▶ **Exercise instructions**:
Output every record below exactly as it appears.

Dataset excerpts
══════════════════════════════
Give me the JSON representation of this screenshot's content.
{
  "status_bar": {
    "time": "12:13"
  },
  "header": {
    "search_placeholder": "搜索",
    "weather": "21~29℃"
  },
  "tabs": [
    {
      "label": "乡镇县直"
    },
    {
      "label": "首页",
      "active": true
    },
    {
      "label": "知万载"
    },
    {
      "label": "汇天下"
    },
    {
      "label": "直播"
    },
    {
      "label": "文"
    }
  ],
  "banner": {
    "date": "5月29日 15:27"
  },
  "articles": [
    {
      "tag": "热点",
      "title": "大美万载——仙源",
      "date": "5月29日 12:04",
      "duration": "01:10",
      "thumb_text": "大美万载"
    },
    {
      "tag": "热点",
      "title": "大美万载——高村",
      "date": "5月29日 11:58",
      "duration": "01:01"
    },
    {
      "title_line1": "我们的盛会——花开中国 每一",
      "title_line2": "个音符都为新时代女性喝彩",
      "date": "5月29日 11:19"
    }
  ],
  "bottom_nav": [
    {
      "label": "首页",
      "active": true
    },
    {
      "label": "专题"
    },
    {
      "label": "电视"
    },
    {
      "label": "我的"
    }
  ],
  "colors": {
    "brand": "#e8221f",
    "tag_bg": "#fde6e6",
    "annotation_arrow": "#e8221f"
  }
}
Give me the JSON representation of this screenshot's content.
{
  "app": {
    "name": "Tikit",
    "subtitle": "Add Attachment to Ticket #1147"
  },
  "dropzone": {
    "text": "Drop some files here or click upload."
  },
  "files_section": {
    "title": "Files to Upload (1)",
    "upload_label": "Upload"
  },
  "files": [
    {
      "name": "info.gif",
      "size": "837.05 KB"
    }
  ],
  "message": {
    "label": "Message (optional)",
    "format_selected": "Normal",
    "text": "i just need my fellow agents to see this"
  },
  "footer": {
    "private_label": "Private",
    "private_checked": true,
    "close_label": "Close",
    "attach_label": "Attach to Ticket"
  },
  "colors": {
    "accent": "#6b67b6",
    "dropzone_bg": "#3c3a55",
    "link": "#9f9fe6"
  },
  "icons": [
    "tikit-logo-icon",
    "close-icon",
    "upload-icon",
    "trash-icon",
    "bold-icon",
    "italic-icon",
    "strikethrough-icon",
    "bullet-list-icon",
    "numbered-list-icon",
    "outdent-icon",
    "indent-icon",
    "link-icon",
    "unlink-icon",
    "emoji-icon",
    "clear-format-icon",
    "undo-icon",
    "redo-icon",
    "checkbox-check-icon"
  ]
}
══════════════════════════════
▶ **Exercise result**:
Give me the JSON representation of this screenshot's content.
{
  "status_bar": {
    "time": "12:13"
  },
  "header": {
    "search_placeholder": "搜索",
    "weather": "21~29℃"
  },
  "tabs": [
    {
      "label": "乡镇县直"
    },
    {
      "label": "首页",
      "active": true
    },
    {
      "label": "知万载"
    },
    {
      "label": "汇天下"
    },
    {
      "label": "直播"
    },
    {
      "label": "文"
    }
  ],
  "banner": {
    "date": "5月29日 15:27"
  },
  "articles": [
    {
      "tag": "热点",
      "title": "大美万载——仙源",
      "date": "5月29日 12:04",
      "duration": "01:10",
      "thumb_text": "大美万载"
    },
    {
      "tag": "热点",
      "title": "大美万载——高村",
      "date": "5月29日 11:58",
      "duration": "01:01"
    },
    {
      "title_line1": "我们的盛会——花开中国 每一",
      "title_line2": "个音符都为新时代女性喝彩",
      "date": "5月29日 11:19"
    }
  ],
  "bottom_nav": [
    {
      "label": "首页",
      "active": true
    },
    {
      "label": "专题"
    },
    {
      "label": "电视"
    },
    {
      "label": "我的"
    }
  ],
  "colors": {
    "brand": "#e8221f",
    "tag_bg": "#fde6e6",
    "annotation_arrow": "#e8221f"
  }
}
Give me the JSON representation of this screenshot's content.
{
  "app": {
    "name": "Tikit",
    "subtitle": "Add Attachment to Ticket #1147"
  },
  "dropzone": {
    "text": "Drop some files here or click upload."
  },
  "files_section": {
    "title": "Files to Upload (1)",
    "upload_label": "Upload"
  },
  "files": [
    {
      "name": "info.gif",
      "size": "837.05 KB"
    }
  ],
  "message": {
    "label": "Message (optional)",
    "format_selected": "Normal",
    "text": "i just need my fellow agents to see this"
  },
  "footer": {
    "private_label": "Private",
    "private_checked": true,
    "close_label": "Close",
    "attach_label": "Attach to Ticket"
  },
  "colors": {
    "accent": "#6b67b6",
    "dropzone_bg": "#3c3a55",
    "link": "#9f9fe6"
  },
  "icons": [
    "tikit-logo-icon",
    "close-icon",
    "upload-icon",
    "trash-icon",
    "bold-icon",
    "italic-icon",
    "strikethrough-icon",
    "bullet-list-icon",
    "numbered-list-icon",
    "outdent-icon",
    "indent-icon",
    "link-icon",
    "unlink-icon",
    "emoji-icon",
    "clear-format-icon",
    "undo-icon",
    "redo-icon",
    "checkbox-check-icon"
  ]
}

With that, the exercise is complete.